## Begin DATASET RECORDS
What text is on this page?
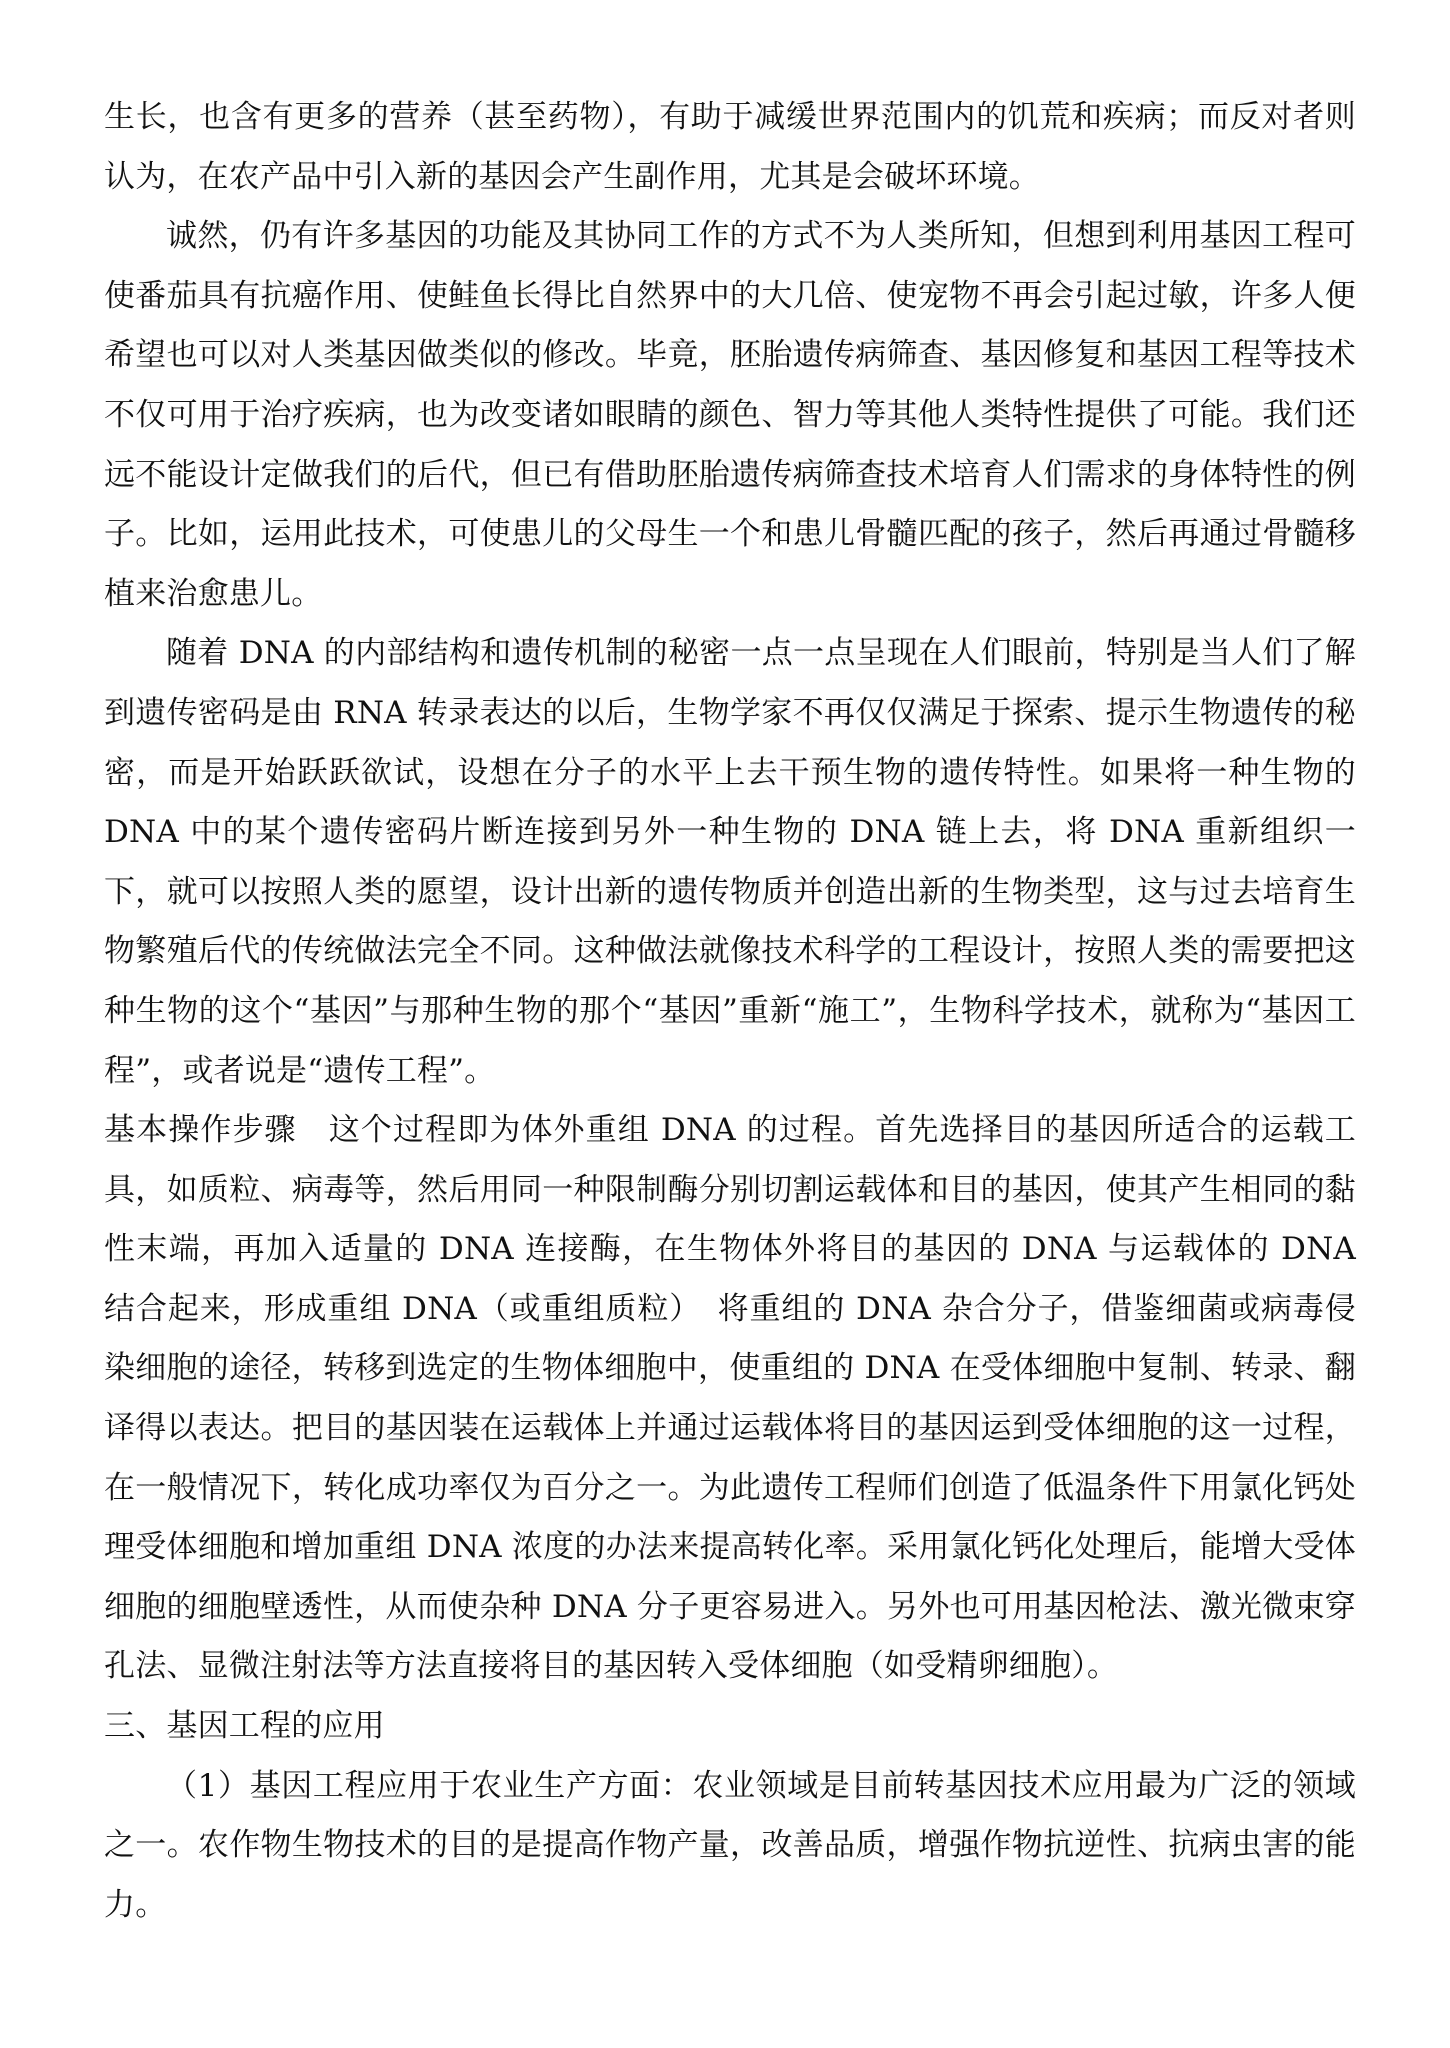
生长，也含有更多的营养（甚至药物），有助于减缓世界范围内的饥荒和疾病；而反对者则认为，在农产品中引入新的基因会产生副作用，尤其是会破坏环境。

诚然，仍有许多基因的功能及其协同工作的方式不为人类所知，但想到利用基因工程可使番茄具有抗癌作用、使鲑鱼长得比自然界中的大几倍、使宠物不再会引起过敏，许多人便希望也可以对人类基因做类似的修改。毕竟，胚胎遗传病筛查、基因修复和基因工程等技术不仅可用于治疗疾病，也为改变诸如眼睛的颜色、智力等其他人类特性提供了可能。我们还远不能设计定做我们的后代，但已有借助胚胎遗传病筛查技术培育人们需求的身体特性的例子。比如，运用此技术，可使患儿的父母生一个和患儿骨髓匹配的孩子，然后再通过骨髓移植来治愈患儿。

随着 DNA 的内部结构和遗传机制的秘密一点一点呈现在人们眼前，特别是当人们了解到遗传密码是由 RNA 转录表达的以后，生物学家不再仅仅满足于探索、提示生物遗传的秘密，而是开始跃跃欲试，设想在分子的水平上去干预生物的遗传特性。如果将一种生物的 DNA 中的某个遗传密码片断连接到另外一种生物的 DNA 链上去，将 DNA 重新组织一下，就可以按照人类的愿望，设计出新的遗传物质并创造出新的生物类型，这与过去培育生物繁殖后代的传统做法完全不同。这种做法就像技术科学的工程设计，按照人类的需要把这种生物的这个“基因”与那种生物的那个“基因”重新“施工”，生物科学技术，就称为“基因工程”，或者说是“遗传工程”。

基本操作步骤　这个过程即为体外重组 DNA 的过程。首先选择目的基因所适合的运载工具，如质粒、病毒等，然后用同一种限制酶分别切割运载体和目的基因，使其产生相同的黏性末端，再加入适量的 DNA 连接酶，在生物体外将目的基因的 DNA 与运载体的 DNA 结合起来，形成重组 DNA（或重组质粒）　将重组的 DNA 杂合分子，借鉴细菌或病毒侵染细胞的途径，转移到选定的生物体细胞中，使重组的 DNA 在受体细胞中复制、转录、翻译得以表达。把目的基因装在运载体上并通过运载体将目的基因运到受体细胞的这一过程，在一般情况下，转化成功率仅为百分之一。为此遗传工程师们创造了低温条件下用氯化钙处理受体细胞和增加重组 DNA 浓度的办法来提高转化率。采用氯化钙化处理后，能增大受体细胞的细胞壁透性，从而使杂种 DNA 分子更容易进入。另外也可用基因枪法、激光微束穿孔法、显微注射法等方法直接将目的基因转入受体细胞（如受精卵细胞）。

三、基因工程的应用

（1）基因工程应用于农业生产方面：农业领域是目前转基因技术应用最为广泛的领域之一。农作物生物技术的目的是提高作物产量，改善品质，增强作物抗逆性、抗病虫害的能力。
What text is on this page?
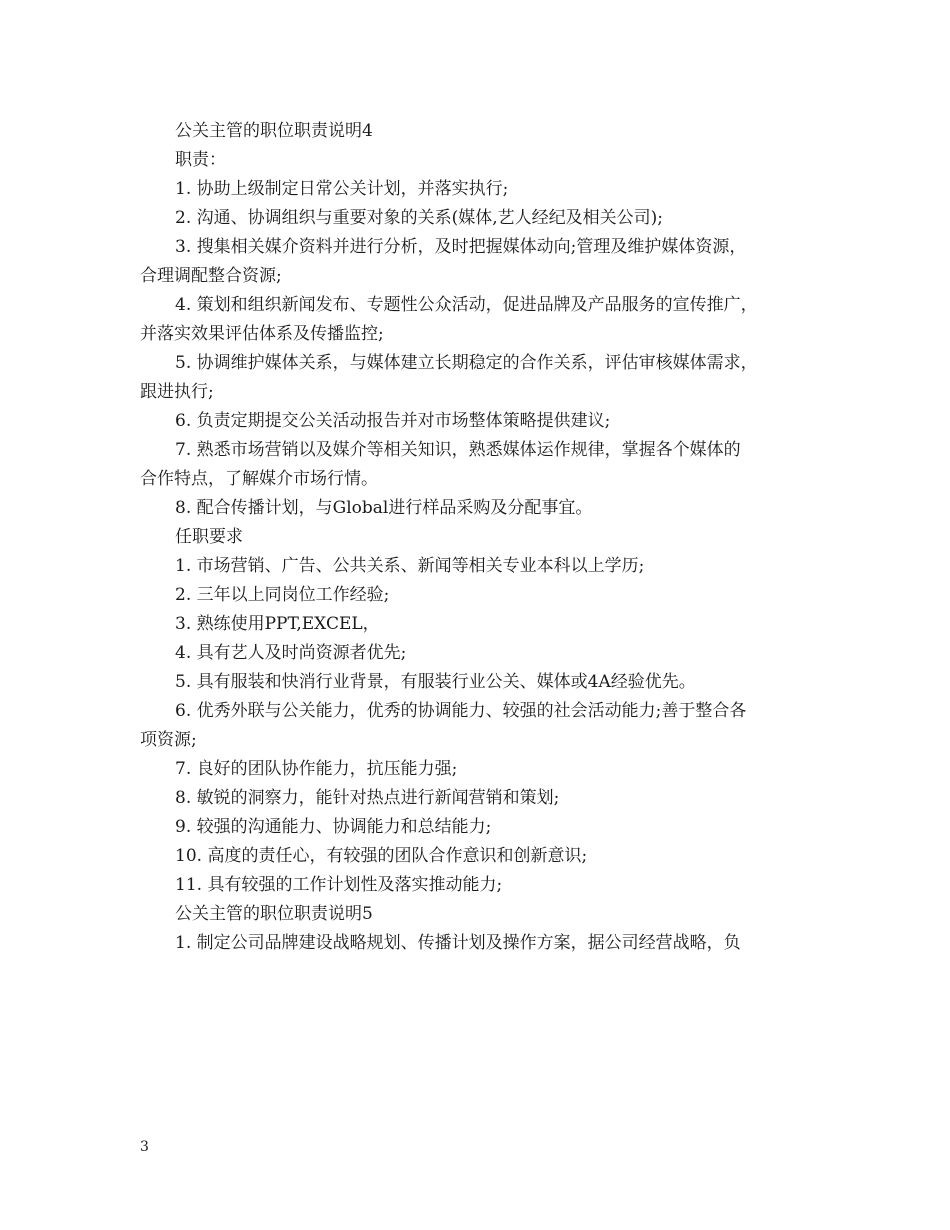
公关主管的职位职责说明4
职责：
1. 协助上级制定日常公关计划，并落实执行;
2. 沟通、协调组织与重要对象的关系(媒体,艺人经纪及相关公司);
3. 搜集相关媒介资料并进行分析，及时把握媒体动向;管理及维护媒体资源，
合理调配整合资源;
4. 策划和组织新闻发布、专题性公众活动，促进品牌及产品服务的宣传推广，
并落实效果评估体系及传播监控;
5. 协调维护媒体关系，与媒体建立长期稳定的合作关系，评估审核媒体需求，
跟进执行;
6. 负责定期提交公关活动报告并对市场整体策略提供建议;
7. 熟悉市场营销以及媒介等相关知识，熟悉媒体运作规律，掌握各个媒体的
合作特点，了解媒介市场行情。
8. 配合传播计划，与Global进行样品采购及分配事宜。
任职要求
1. 市场营销、广告、公共关系、新闻等相关专业本科以上学历;
2. 三年以上同岗位工作经验;
3. 熟练使用PPT,EXCEL，
4. 具有艺人及时尚资源者优先;
5. 具有服装和快消行业背景，有服装行业公关、媒体或4A经验优先。
6. 优秀外联与公关能力，优秀的协调能力、较强的社会活动能力;善于整合各
项资源;
7. 良好的团队协作能力，抗压能力强;
8. 敏锐的洞察力，能针对热点进行新闻营销和策划;
9. 较强的沟通能力、协调能力和总结能力;
10. 高度的责任心，有较强的团队合作意识和创新意识;
11. 具有较强的工作计划性及落实推动能力;
公关主管的职位职责说明5
1. 制定公司品牌建设战略规划、传播计划及操作方案，据公司经营战略，负
3
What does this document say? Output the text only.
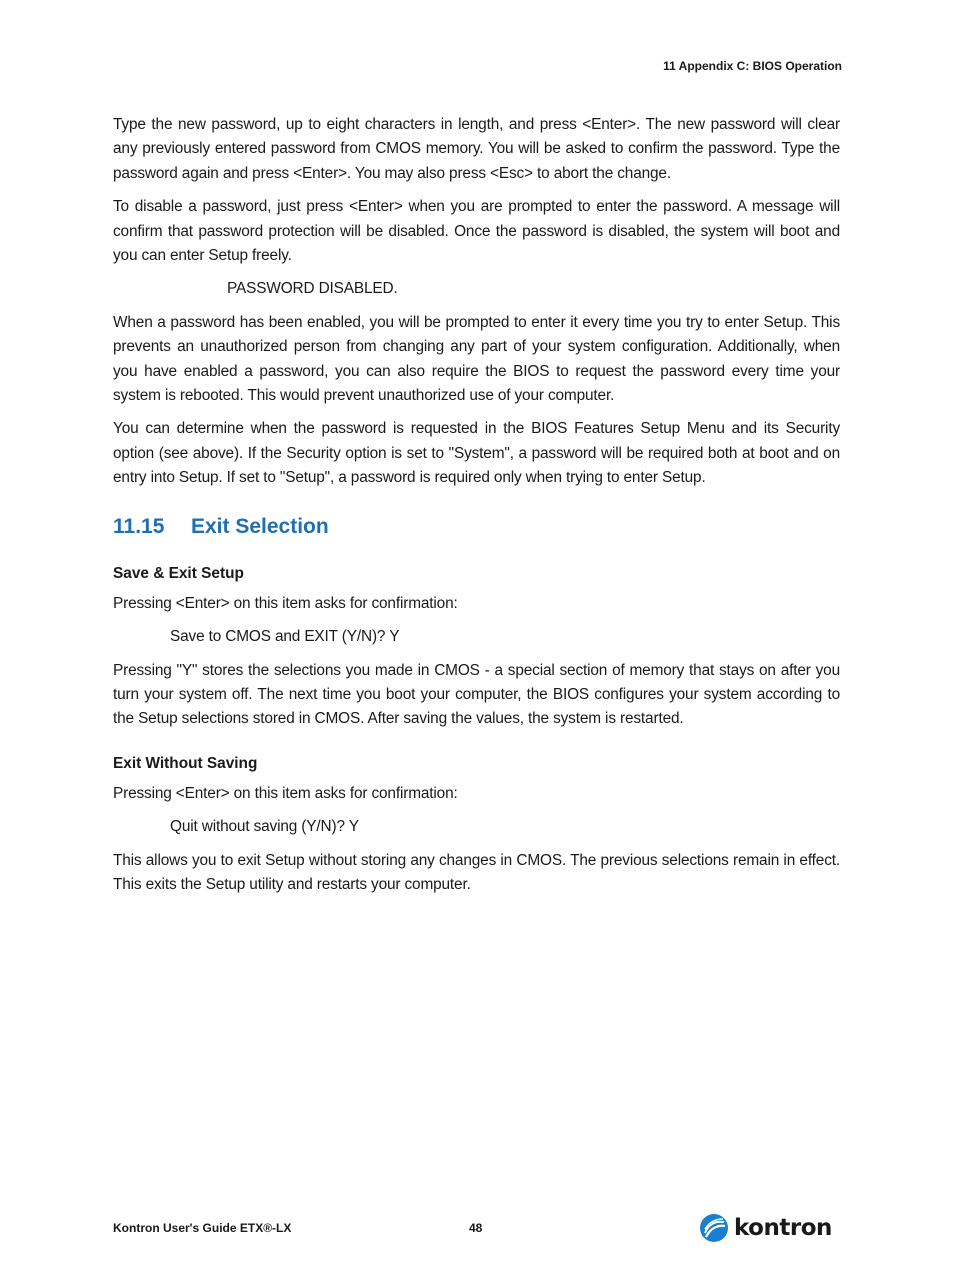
11 Appendix C: BIOS Operation

Type the new password, up to eight characters in length, and press <Enter>. The new password will clear any previously entered password from CMOS memory. You will be asked to confirm the password. Type the password again and press <Enter>. You may also press <Esc> to abort the change.

To disable a password, just press <Enter> when you are prompted to enter the password. A message will confirm that password protection will be disabled. Once the password is disabled, the system will boot and you can enter Setup freely.

PASSWORD DISABLED.

When a password has been enabled, you will be prompted to enter it every time you try to enter Setup. This prevents an unauthorized person from changing any part of your system configuration. Additionally, when you have enabled a password, you can also require the BIOS to request the password every time your system is rebooted. This would prevent unauthorized use of your computer.

You can determine when the password is requested in the BIOS Features Setup Menu and its Security option (see above). If the Security option is set to "System", a password will be required both at boot and on entry into Setup. If set to "Setup", a password is required only when trying to enter Setup.

11.15 Exit Selection
Save & Exit Setup

Pressing <Enter> on this item asks for confirmation:

Save to CMOS and EXIT (Y/N)? Y

Pressing "Y" stores the selections you made in CMOS - a special section of memory that stays on after you turn your system off. The next time you boot your computer, the BIOS configures your system according to the Setup selections stored in CMOS. After saving the values, the system is restarted.

Exit Without Saving

Pressing <Enter> on this item asks for confirmation:

Quit without saving (Y/N)? Y

This allows you to exit Setup without storing any changes in CMOS. The previous selections remain in effect. This exits the Setup utility and restarts your computer.

Kontron User's Guide ETX®-LX	48	kontron
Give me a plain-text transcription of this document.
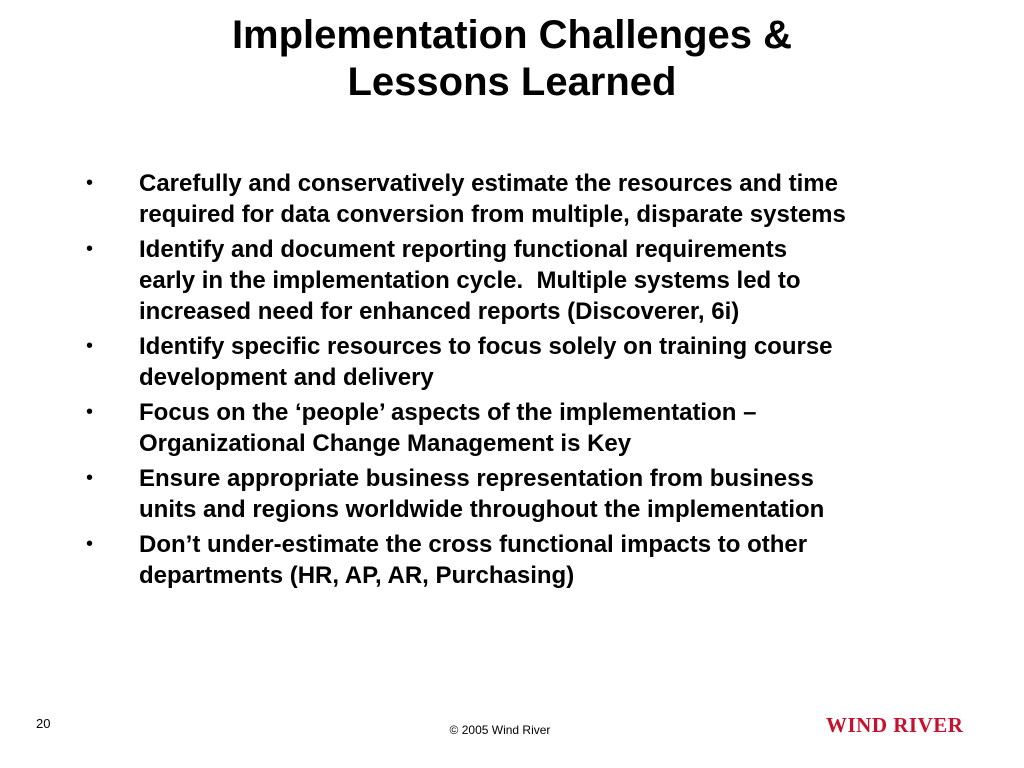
Implementation Challenges &
Lessons Learned
• Carefully and conservatively estimate the resources and time
required for data conversion from multiple, disparate systems
• Identify and document reporting functional requirements
early in the implementation cycle.  Multiple systems led to
increased need for enhanced reports (Discoverer, 6i)
• Identify specific resources to focus solely on training course
development and delivery
• Focus on the ‘people’ aspects of the implementation –
Organizational Change Management is Key
• Ensure appropriate business representation from business
units and regions worldwide throughout the implementation
• Don’t under-estimate the cross functional impacts to other
departments (HR, AP, AR, Purchasing)
20	© 2005 Wind River	WIND RIVER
## End DATASET RECORDS
Filter the records for lines holding the string "document". Copy each one.

OUTPUT:
What does this document say? Output the text only.
Give me a plain-text transcription of this document.
• Identify and document reporting functional requirements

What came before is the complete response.